[Data items]

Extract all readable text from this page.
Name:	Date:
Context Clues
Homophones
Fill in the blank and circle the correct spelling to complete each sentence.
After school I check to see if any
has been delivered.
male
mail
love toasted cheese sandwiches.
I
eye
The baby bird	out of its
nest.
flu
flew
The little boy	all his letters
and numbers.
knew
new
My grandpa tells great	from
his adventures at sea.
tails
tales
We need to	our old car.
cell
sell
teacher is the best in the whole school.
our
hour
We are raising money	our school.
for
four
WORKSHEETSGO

> [What to produce]: Using the data above, print every record exactly as shown.

> [Output for this task]:
Extract all readable text from this page.
Name:	Date:
Context Clues
Homophones
Fill in the blank and circle the correct spelling to complete each sentence.
After school I check to see if any
has been delivered.
male
mail
love toasted cheese sandwiches.
I
eye
The baby bird	out of its
nest.
flu
flew
The little boy	all his letters
and numbers.
knew
new
My grandpa tells great	from
his adventures at sea.
tails
tales
We need to	our old car.
cell
sell
teacher is the best in the whole school.
our
hour
We are raising money	our school.
for
four
WORKSHEETSGO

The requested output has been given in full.